## TEXT SHOWN
..............................

Pentatonix is the fourth studio album by American a cappella group Pentatonix, which was released on October 16, 2015.

The release date was announced on Twitter by a series of pictures featuring the five band members released over a five-day-span, with one band member added to the picture each day, culminating in the date being revealed on August 28. It is the group's seventh release overall in their discography.

This is the first release of the band to feature predominantly original material (the only covers being the cover of Shai's "If I Ever Fall in Love" and the bonus tracks on the deluxe version of the album). Pentatonix also marks the first time band members receive individual songwriting credits for the majority of the tracks.

Pentatonix debuted atop the US Billboard 200 chart with 98,000 album-equivalent units, with the album being their first No. 1 album on the chart.

..............................

## DATA SHOWN

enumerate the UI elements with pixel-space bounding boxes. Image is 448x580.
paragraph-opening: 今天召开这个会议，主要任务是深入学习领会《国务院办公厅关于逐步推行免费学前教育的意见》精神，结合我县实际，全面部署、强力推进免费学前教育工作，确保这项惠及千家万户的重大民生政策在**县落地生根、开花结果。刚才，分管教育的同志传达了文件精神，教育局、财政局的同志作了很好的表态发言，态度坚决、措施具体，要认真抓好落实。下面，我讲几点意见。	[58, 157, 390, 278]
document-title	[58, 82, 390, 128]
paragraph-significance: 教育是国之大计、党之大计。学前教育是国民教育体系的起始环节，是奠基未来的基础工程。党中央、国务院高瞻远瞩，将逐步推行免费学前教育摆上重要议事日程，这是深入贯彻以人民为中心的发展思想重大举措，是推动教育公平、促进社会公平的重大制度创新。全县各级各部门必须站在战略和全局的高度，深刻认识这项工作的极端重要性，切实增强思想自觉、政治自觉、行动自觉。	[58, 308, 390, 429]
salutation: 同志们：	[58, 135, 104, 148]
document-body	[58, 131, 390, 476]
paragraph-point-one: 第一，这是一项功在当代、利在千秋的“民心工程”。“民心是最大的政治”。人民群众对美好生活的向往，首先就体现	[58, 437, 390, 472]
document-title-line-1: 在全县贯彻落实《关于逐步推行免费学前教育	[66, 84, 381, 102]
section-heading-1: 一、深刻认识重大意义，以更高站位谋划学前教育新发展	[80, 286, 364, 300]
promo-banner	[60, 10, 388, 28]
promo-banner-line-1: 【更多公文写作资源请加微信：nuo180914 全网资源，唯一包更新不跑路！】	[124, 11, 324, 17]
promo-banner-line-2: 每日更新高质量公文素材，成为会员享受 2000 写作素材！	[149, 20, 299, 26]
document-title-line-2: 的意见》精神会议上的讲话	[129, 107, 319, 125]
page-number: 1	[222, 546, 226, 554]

..............................

## WRITTEN REQUEST A
Retype the records from their first line through the line containing "437, 390, 472]", with both of those lines included.
## WRITTEN REQUEST B
Write what comes next in the text about the Pentatonix album, picking up after its last sentence.
The text and the records have nothing to do with each other.

## EXPECTED ANSWER A
enumerate the UI elements with pixel-space bounding boxes. Image is 448x580.
paragraph-opening: 今天召开这个会议，主要任务是深入学习领会《国务院办公厅关于逐步推行免费学前教育的意见》精神，结合我县实际，全面部署、强力推进免费学前教育工作，确保这项惠及千家万户的重大民生政策在**县落地生根、开花结果。刚才，分管教育的同志传达了文件精神，教育局、财政局的同志作了很好的表态发言，态度坚决、措施具体，要认真抓好落实。下面，我讲几点意见。	[58, 157, 390, 278]
document-title	[58, 82, 390, 128]
paragraph-significance: 教育是国之大计、党之大计。学前教育是国民教育体系的起始环节，是奠基未来的基础工程。党中央、国务院高瞻远瞩，将逐步推行免费学前教育摆上重要议事日程，这是深入贯彻以人民为中心的发展思想重大举措，是推动教育公平、促进社会公平的重大制度创新。全县各级各部门必须站在战略和全局的高度，深刻认识这项工作的极端重要性，切实增强思想自觉、政治自觉、行动自觉。	[58, 308, 390, 429]
salutation: 同志们：	[58, 135, 104, 148]
document-body	[58, 131, 390, 476]
paragraph-point-one: 第一，这是一项功在当代、利在千秋的“民心工程”。“民心是最大的政治”。人民群众对美好生活的向往，首先就体现	[58, 437, 390, 472]

## EXPECTED ANSWER B
Critical reception
The album received mostly positive reviews from critics. Matt Collar of AllMusic wrote, "Ultimately, by moving away from cover tunes, Pentatonix have helped push the a cappella style even further into the pop spotlight. That the only instruments they've used to do it are their voices makes their achievement all the more impressive."

In an online review, Brittany Spanos of Rolling Stone gave the album a 2.5 out of 5 star review, criticizing the lyrics and saying that the album "lacks any oomph to go with their well-honed chops."

Commercial performance
The album debuted at number 8 in New Zealand and number 1 on the US Billboard 200. In the US, the album started with 98,000 album-equivalent units (88,000 in pure album sales).

Track listing

Personnel 
 Pentatonix

 Scott Hoying – baritone lead and backing vocals
 Mitch Grassi – tenor lead and backing vocals
 Kirstin Maldonado – alto lead and backing vocals
 Avi Kaplan – vocal bass, bass lead and backing vocals
 Kevin Olusola – vocal percussion, beatboxing, backing vocals, rapping

 Additional personnel
 Pentatonix, Thaddus "Kuk" Harrell, Martin Johnson, Ed Boyer, Drew Pearson, Ben Bram – production
 Jason Derulo – vocals on "If I Ever Fall in Love"
 Tink – vocals on "Can't Sleep Love"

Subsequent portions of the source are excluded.